**Input records**:
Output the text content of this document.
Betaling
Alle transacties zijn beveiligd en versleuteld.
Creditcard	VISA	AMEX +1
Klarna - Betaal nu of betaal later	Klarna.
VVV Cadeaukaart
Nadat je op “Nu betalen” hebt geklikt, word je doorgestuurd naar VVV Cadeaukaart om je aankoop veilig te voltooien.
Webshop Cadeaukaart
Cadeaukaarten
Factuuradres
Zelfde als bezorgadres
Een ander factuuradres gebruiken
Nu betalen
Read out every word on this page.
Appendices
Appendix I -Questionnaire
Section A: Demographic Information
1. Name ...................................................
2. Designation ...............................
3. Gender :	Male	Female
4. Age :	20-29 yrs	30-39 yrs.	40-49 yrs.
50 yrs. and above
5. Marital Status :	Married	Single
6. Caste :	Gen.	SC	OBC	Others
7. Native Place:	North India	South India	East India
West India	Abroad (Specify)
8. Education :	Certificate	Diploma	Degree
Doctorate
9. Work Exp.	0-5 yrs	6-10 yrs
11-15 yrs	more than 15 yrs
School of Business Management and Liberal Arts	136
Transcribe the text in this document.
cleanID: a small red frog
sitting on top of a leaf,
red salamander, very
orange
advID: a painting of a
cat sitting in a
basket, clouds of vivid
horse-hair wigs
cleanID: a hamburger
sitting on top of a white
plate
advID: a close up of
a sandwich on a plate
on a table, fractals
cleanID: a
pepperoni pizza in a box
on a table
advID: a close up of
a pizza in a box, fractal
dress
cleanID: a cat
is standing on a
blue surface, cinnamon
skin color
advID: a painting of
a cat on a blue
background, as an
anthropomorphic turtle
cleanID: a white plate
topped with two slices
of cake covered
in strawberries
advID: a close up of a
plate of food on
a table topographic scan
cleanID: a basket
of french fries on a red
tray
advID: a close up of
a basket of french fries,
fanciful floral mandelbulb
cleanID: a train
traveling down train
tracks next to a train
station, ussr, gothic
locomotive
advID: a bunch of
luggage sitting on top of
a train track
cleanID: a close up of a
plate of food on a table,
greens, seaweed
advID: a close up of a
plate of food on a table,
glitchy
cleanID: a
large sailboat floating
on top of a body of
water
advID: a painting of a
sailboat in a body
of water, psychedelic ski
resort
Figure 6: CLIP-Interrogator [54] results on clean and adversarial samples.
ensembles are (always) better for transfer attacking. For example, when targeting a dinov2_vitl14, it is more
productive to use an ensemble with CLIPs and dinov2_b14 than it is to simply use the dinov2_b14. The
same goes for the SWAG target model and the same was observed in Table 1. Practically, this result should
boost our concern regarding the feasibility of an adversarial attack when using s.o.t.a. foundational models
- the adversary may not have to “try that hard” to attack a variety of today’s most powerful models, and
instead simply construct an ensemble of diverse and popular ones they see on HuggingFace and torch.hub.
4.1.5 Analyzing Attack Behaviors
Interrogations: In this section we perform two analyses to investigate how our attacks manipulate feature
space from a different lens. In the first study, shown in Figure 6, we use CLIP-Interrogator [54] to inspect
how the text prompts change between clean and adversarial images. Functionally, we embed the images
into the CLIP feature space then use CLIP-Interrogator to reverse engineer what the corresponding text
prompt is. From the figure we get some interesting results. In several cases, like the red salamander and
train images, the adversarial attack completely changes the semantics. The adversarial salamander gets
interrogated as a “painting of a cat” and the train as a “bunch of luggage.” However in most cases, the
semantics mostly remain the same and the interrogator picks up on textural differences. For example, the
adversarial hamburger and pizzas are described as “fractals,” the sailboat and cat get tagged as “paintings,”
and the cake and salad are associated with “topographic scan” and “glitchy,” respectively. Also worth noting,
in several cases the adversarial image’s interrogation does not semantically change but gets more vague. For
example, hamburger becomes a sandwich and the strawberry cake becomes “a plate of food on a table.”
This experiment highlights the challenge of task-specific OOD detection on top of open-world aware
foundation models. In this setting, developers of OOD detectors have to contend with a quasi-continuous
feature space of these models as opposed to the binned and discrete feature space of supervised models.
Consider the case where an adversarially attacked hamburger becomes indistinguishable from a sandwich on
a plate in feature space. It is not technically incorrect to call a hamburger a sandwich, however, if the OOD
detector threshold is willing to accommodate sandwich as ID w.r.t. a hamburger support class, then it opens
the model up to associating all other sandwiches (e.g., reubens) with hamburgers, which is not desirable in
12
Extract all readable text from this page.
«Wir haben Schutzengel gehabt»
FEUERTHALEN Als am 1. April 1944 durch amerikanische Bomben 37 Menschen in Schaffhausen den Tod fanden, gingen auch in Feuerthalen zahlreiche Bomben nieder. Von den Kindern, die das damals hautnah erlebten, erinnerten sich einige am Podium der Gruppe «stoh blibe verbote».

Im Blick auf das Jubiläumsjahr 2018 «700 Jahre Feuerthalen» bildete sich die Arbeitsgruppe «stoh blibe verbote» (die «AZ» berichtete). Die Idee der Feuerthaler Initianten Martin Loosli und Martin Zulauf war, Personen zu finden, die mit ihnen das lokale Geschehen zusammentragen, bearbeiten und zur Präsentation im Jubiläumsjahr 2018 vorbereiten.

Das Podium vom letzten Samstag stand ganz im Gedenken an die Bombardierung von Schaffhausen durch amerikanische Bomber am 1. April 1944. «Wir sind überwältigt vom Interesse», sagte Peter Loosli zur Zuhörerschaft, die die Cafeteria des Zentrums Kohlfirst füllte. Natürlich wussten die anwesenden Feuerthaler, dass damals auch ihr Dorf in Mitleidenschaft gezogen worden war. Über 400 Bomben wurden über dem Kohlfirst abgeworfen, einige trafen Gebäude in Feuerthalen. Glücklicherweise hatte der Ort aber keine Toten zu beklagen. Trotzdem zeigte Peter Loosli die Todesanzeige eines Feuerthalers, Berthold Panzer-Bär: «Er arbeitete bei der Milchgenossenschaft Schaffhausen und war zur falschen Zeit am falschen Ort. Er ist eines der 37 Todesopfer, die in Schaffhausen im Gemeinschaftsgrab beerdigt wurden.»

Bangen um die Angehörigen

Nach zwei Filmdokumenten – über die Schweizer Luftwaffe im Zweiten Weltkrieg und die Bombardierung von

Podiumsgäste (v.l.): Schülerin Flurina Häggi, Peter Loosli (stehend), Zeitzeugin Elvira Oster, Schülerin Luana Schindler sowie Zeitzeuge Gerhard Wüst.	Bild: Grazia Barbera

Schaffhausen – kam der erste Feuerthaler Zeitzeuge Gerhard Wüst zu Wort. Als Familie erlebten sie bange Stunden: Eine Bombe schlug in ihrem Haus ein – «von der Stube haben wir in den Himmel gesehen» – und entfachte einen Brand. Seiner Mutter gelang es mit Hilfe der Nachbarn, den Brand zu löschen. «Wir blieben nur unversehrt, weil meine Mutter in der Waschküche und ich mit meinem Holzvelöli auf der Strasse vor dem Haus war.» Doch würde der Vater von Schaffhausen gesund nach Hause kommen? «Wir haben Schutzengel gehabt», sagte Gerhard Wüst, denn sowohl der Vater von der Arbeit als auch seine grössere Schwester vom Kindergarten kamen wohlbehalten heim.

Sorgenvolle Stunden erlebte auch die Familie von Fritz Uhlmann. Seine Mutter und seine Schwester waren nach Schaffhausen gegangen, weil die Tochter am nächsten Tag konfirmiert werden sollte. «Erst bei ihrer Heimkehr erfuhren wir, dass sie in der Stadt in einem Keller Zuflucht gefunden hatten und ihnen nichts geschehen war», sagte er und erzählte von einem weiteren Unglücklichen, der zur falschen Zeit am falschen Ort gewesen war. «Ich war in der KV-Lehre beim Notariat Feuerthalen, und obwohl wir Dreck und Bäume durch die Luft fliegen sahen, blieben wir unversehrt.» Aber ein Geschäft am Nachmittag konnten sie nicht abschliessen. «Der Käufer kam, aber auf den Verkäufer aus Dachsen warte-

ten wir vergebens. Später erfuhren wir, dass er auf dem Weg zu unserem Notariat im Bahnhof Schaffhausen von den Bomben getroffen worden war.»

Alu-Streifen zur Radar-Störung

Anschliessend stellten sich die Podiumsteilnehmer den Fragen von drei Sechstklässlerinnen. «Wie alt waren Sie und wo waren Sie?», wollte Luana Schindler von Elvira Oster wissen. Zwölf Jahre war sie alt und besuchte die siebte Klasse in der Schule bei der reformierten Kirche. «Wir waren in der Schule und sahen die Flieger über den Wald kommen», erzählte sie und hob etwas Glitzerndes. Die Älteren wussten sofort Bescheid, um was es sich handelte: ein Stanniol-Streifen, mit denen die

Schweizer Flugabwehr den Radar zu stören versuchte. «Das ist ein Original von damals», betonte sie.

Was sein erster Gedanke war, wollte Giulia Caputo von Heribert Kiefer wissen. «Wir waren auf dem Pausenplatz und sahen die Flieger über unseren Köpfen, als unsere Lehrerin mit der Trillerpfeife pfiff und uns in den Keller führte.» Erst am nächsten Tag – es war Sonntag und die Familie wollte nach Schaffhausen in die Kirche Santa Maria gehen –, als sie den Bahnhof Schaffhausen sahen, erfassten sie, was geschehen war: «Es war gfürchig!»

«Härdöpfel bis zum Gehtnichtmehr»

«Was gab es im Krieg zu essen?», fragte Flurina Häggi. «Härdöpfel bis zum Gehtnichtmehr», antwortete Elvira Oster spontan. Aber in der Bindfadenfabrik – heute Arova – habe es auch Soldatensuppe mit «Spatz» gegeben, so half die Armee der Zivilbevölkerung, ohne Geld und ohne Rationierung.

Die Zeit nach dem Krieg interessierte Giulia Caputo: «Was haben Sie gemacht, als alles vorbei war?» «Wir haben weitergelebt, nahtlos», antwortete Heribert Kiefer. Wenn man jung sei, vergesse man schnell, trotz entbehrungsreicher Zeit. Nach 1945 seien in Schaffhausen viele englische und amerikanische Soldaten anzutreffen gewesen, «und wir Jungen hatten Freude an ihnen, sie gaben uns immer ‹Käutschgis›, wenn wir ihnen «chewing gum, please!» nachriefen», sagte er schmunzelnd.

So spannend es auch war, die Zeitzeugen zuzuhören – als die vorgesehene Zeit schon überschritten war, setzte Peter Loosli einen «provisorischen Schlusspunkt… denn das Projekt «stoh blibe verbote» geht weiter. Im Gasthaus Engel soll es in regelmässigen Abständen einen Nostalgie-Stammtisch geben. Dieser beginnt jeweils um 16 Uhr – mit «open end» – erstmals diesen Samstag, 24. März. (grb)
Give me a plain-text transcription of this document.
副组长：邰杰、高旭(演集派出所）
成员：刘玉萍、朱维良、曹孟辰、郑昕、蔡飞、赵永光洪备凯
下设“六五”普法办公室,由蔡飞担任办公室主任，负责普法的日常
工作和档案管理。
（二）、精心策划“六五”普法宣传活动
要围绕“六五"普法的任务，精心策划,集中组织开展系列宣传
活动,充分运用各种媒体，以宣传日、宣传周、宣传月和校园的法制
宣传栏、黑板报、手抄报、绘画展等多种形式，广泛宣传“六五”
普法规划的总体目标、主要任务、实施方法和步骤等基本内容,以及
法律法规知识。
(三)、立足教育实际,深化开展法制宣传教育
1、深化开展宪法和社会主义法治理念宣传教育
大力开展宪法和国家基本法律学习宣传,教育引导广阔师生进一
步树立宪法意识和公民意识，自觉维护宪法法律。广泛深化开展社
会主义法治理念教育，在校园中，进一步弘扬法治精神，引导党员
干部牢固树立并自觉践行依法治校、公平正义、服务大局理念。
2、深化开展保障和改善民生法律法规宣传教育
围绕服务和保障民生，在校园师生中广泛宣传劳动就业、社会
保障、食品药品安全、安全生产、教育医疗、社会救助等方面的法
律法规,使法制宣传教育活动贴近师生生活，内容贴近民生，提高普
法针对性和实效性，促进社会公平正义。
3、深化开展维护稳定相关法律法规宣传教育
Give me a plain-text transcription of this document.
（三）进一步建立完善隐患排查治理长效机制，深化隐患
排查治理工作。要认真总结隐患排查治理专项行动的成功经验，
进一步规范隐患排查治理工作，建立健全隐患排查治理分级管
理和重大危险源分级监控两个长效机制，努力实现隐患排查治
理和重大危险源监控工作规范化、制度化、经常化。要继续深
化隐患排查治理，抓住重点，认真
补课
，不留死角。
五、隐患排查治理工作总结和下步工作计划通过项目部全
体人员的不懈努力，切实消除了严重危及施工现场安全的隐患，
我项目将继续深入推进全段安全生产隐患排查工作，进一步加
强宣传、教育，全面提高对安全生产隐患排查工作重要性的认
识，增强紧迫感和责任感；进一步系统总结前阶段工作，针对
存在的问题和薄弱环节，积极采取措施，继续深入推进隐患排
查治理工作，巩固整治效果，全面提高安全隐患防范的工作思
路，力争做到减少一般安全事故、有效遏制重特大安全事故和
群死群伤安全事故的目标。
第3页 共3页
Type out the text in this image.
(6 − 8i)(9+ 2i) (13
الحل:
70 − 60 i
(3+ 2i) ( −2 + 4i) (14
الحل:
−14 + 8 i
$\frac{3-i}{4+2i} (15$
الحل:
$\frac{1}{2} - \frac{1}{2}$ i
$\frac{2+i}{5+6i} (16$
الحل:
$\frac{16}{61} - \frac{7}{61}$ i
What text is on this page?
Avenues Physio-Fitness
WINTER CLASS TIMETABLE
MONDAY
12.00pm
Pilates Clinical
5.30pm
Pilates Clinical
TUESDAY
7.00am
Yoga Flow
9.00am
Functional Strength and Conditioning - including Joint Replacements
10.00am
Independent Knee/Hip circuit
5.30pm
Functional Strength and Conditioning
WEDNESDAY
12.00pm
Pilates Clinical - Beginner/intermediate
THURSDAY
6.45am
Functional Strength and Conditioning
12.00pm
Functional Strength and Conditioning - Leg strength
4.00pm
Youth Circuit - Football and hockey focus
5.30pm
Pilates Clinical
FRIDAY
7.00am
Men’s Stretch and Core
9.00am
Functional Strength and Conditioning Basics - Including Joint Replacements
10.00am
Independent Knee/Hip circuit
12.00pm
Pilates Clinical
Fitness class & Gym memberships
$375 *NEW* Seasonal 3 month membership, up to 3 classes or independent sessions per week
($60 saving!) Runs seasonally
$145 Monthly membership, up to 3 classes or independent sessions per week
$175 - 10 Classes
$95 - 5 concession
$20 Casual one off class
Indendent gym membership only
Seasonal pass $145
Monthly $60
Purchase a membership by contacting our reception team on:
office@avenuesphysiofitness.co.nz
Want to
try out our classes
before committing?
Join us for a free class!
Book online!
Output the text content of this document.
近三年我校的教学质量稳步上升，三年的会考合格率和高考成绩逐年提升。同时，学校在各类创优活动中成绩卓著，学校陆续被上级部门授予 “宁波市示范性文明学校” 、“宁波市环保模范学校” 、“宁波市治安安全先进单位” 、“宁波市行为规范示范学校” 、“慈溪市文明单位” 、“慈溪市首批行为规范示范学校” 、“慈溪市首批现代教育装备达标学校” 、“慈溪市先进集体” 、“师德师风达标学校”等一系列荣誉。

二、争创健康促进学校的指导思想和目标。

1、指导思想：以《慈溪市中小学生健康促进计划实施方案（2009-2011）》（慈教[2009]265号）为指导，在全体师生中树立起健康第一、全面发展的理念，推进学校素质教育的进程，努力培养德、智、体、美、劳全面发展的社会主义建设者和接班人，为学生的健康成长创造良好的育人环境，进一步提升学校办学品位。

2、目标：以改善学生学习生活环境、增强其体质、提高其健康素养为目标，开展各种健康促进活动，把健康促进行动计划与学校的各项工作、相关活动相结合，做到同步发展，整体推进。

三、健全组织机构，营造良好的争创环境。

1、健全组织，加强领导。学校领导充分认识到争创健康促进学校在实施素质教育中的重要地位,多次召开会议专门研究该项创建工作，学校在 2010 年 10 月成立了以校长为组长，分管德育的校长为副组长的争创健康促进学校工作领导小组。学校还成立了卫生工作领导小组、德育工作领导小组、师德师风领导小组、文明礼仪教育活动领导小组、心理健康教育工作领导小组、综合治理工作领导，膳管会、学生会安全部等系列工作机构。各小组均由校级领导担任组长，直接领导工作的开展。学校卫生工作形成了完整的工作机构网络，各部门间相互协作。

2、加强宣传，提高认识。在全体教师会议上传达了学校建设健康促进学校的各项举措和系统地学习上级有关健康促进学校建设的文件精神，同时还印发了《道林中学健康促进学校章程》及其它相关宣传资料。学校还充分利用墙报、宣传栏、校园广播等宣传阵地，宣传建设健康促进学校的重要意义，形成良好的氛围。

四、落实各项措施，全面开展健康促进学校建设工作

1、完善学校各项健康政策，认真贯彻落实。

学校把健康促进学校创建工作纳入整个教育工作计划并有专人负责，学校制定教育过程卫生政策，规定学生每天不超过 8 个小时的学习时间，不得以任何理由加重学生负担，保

**Your objective**: Gather each line from the listing above that holds "Elvira".

**Task response**:
Podiumsgäste (v.l.): Schülerin Flurina Häggi, Peter Loosli (stehend), Zeitzeugin Elvira Oster, Schülerin Luana Schindler sowie Zeitzeuge Gerhard Wüst.	Bild: Grazia Barbera
Anschliessend stellten sich die Podiumsteilnehmer den Fragen von drei Sechstklässlerinnen. «Wie alt waren Sie und wo waren Sie?», wollte Luana Schindler von Elvira Oster wissen. Zwölf Jahre war sie alt und besuchte die siebte Klasse in der Schule bei der reformierten Kirche. «Wir waren in der Schule und sahen die Flieger über den Wald kommen», erzählte sie und hob etwas Glitzerndes. Die Älteren wussten sofort Bescheid, um was es sich handelte: ein Stanniol-Streifen, mit denen die
«Was gab es im Krieg zu essen?», fragte Flurina Häggi. «Härdöpfel bis zum Gehtnichtmehr», antwortete Elvira Oster spontan. Aber in der Bindfadenfabrik – heute Arova – habe es auch Soldatensuppe mit «Spatz» gegeben, so half die Armee der Zivilbevölkerung, ohne Geld und ohne Rationierung.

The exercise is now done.